• Data to process:
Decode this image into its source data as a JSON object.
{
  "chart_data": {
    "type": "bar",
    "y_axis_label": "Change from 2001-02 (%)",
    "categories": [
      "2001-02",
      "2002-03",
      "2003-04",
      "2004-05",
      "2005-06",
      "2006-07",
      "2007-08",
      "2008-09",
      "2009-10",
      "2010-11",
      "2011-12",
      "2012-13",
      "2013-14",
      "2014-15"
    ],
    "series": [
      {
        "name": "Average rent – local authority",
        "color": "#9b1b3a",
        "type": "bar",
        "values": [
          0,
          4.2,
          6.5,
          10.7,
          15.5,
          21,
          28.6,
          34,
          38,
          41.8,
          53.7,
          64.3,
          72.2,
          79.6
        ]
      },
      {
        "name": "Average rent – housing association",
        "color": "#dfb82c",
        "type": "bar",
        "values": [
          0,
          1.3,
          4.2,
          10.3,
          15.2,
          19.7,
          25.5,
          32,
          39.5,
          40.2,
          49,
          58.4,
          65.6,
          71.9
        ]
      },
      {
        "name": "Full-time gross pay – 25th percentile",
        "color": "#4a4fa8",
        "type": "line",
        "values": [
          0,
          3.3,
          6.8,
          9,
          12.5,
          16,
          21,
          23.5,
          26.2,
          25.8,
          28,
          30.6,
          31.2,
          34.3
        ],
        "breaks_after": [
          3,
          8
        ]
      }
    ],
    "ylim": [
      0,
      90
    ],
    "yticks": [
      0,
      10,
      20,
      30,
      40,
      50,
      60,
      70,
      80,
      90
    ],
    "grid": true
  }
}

• Aim: Return the material exactly as it stands.

• Result of the exercise:
Decode this image into its source data as a JSON object.
{
  "chart_data": {
    "type": "bar",
    "y_axis_label": "Change from 2001-02 (%)",
    "categories": [
      "2001-02",
      "2002-03",
      "2003-04",
      "2004-05",
      "2005-06",
      "2006-07",
      "2007-08",
      "2008-09",
      "2009-10",
      "2010-11",
      "2011-12",
      "2012-13",
      "2013-14",
      "2014-15"
    ],
    "series": [
      {
        "name": "Average rent – local authority",
        "color": "#9b1b3a",
        "type": "bar",
        "values": [
          0,
          4.2,
          6.5,
          10.7,
          15.5,
          21,
          28.6,
          34,
          38,
          41.8,
          53.7,
          64.3,
          72.2,
          79.6
        ]
      },
      {
        "name": "Average rent – housing association",
        "color": "#dfb82c",
        "type": "bar",
        "values": [
          0,
          1.3,
          4.2,
          10.3,
          15.2,
          19.7,
          25.5,
          32,
          39.5,
          40.2,
          49,
          58.4,
          65.6,
          71.9
        ]
      },
      {
        "name": "Full-time gross pay – 25th percentile",
        "color": "#4a4fa8",
        "type": "line",
        "values": [
          0,
          3.3,
          6.8,
          9,
          12.5,
          16,
          21,
          23.5,
          26.2,
          25.8,
          28,
          30.6,
          31.2,
          34.3
        ],
        "breaks_after": [
          3,
          8
        ]
      }
    ],
    "ylim": [
      0,
      90
    ],
    "yticks": [
      0,
      10,
      20,
      30,
      40,
      50,
      60,
      70,
      80,
      90
    ],
    "grid": true
  }
}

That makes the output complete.